:: Supplied data ::
────────────────

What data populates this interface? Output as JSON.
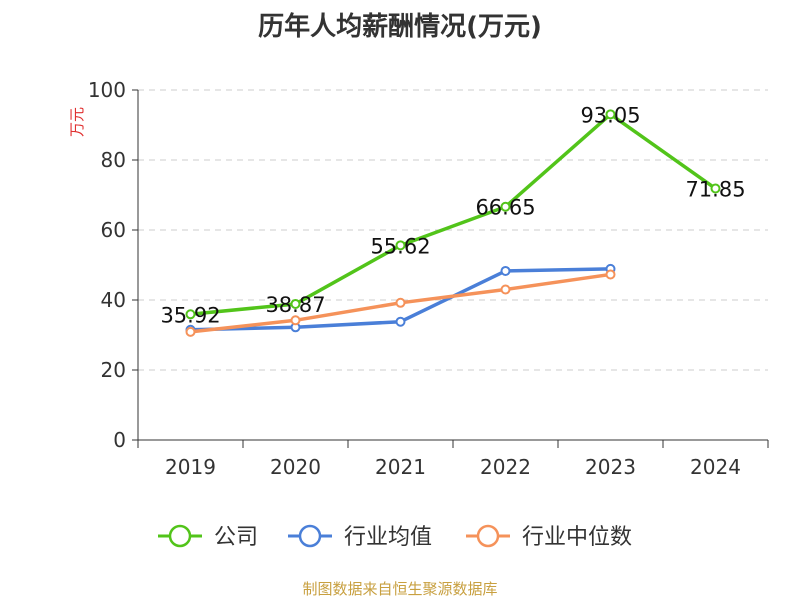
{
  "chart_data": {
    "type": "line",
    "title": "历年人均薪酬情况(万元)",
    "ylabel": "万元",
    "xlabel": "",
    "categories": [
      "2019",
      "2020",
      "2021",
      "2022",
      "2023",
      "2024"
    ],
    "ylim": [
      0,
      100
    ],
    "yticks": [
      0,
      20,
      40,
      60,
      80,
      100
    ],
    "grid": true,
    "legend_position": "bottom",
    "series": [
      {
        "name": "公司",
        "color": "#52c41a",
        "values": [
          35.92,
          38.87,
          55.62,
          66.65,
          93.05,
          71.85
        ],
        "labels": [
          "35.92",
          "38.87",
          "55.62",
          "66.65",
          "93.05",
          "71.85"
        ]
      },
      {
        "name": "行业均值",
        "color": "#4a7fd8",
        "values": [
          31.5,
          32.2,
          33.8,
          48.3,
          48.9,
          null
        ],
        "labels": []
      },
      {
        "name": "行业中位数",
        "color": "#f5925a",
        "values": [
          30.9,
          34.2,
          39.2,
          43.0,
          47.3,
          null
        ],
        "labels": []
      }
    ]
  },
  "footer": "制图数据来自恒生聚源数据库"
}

────────────────

:: Set exercise ::
Restate the full listing verbatim and drop every picture.

:: Result below ::
What data populates this interface? Output as JSON.
{
  "chart_data": {
    "type": "line",
    "title": "历年人均薪酬情况(万元)",
    "ylabel": "万元",
    "xlabel": "",
    "categories": [
      "2019",
      "2020",
      "2021",
      "2022",
      "2023",
      "2024"
    ],
    "ylim": [
      0,
      100
    ],
    "yticks": [
      0,
      20,
      40,
      60,
      80,
      100
    ],
    "grid": true,
    "legend_position": "bottom",
    "series": [
      {
        "name": "公司",
        "color": "#52c41a",
        "values": [
          35.92,
          38.87,
          55.62,
          66.65,
          93.05,
          71.85
        ],
        "labels": [
          "35.92",
          "38.87",
          "55.62",
          "66.65",
          "93.05",
          "71.85"
        ]
      },
      {
        "name": "行业均值",
        "color": "#4a7fd8",
        "values": [
          31.5,
          32.2,
          33.8,
          48.3,
          48.9,
          null
        ],
        "labels": []
      },
      {
        "name": "行业中位数",
        "color": "#f5925a",
        "values": [
          30.9,
          34.2,
          39.2,
          43.0,
          47.3,
          null
        ],
        "labels": []
      }
    ]
  },
  "footer": "制图数据来自恒生聚源数据库"
}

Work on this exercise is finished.